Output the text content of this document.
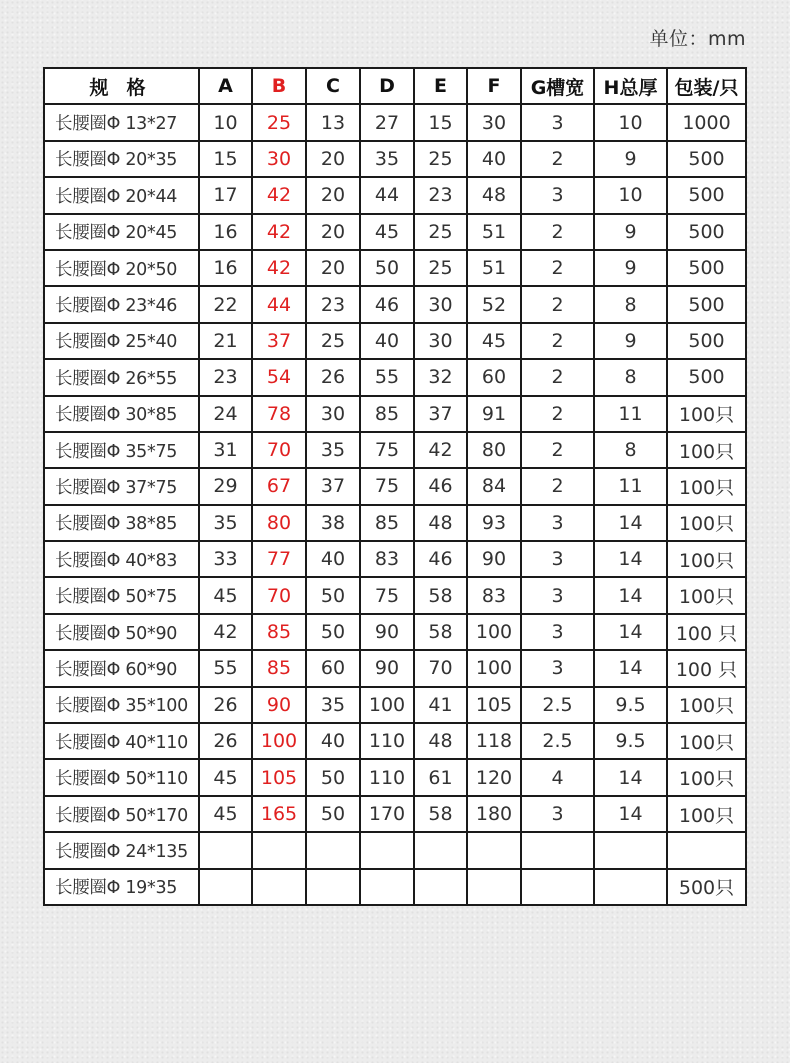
单位：mm
规格	A	B	C	D	E	F	G槽宽	H总厚	包装/只
长腰圈Φ 13*27	10	25	13	27	15	30	3	10	1000
长腰圈Φ 20*35	15	30	20	35	25	40	2	9	500
长腰圈Φ 20*44	17	42	20	44	23	48	3	10	500
长腰圈Φ 20*45	16	42	20	45	25	51	2	9	500
长腰圈Φ 20*50	16	42	20	50	25	51	2	9	500
长腰圈Φ 23*46	22	44	23	46	30	52	2	8	500
长腰圈Φ 25*40	21	37	25	40	30	45	2	9	500
长腰圈Φ 26*55	23	54	26	55	32	60	2	8	500
长腰圈Φ 30*85	24	78	30	85	37	91	2	11	100只
长腰圈Φ 35*75	31	70	35	75	42	80	2	8	100只
长腰圈Φ 37*75	29	67	37	75	46	84	2	11	100只
长腰圈Φ 38*85	35	80	38	85	48	93	3	14	100只
长腰圈Φ 40*83	33	77	40	83	46	90	3	14	100只
长腰圈Φ 50*75	45	70	50	75	58	83	3	14	100只
长腰圈Φ 50*90	42	85	50	90	58	100	3	14	100 只
长腰圈Φ 60*90	55	85	60	90	70	100	3	14	100 只
长腰圈Φ 35*100	26	90	35	100	41	105	2.5	9.5	100只
长腰圈Φ 40*110	26	100	40	110	48	118	2.5	9.5	100只
长腰圈Φ 50*110	45	105	50	110	61	120	4	14	100只
长腰圈Φ 50*170	45	165	50	170	58	180	3	14	100只
长腰圈Φ 24*135									
长腰圈Φ 19*35									500只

**Instruction**
Restate the records word for word, omitting images.

**Finished task**
Output the text content of this document.
单位：mm
规格	A	B	C	D	E	F	G槽宽	H总厚	包装/只
长腰圈Φ 13*27	10	25	13	27	15	30	3	10	1000
长腰圈Φ 20*35	15	30	20	35	25	40	2	9	500
长腰圈Φ 20*44	17	42	20	44	23	48	3	10	500
长腰圈Φ 20*45	16	42	20	45	25	51	2	9	500
长腰圈Φ 20*50	16	42	20	50	25	51	2	9	500
长腰圈Φ 23*46	22	44	23	46	30	52	2	8	500
长腰圈Φ 25*40	21	37	25	40	30	45	2	9	500
长腰圈Φ 26*55	23	54	26	55	32	60	2	8	500
长腰圈Φ 30*85	24	78	30	85	37	91	2	11	100只
长腰圈Φ 35*75	31	70	35	75	42	80	2	8	100只
长腰圈Φ 37*75	29	67	37	75	46	84	2	11	100只
长腰圈Φ 38*85	35	80	38	85	48	93	3	14	100只
长腰圈Φ 40*83	33	77	40	83	46	90	3	14	100只
长腰圈Φ 50*75	45	70	50	75	58	83	3	14	100只
长腰圈Φ 50*90	42	85	50	90	58	100	3	14	100 只
长腰圈Φ 60*90	55	85	60	90	70	100	3	14	100 只
长腰圈Φ 35*100	26	90	35	100	41	105	2.5	9.5	100只
长腰圈Φ 40*110	26	100	40	110	48	118	2.5	9.5	100只
长腰圈Φ 50*110	45	105	50	110	61	120	4	14	100只
长腰圈Φ 50*170	45	165	50	170	58	180	3	14	100只
长腰圈Φ 24*135									
长腰圈Φ 19*35									500只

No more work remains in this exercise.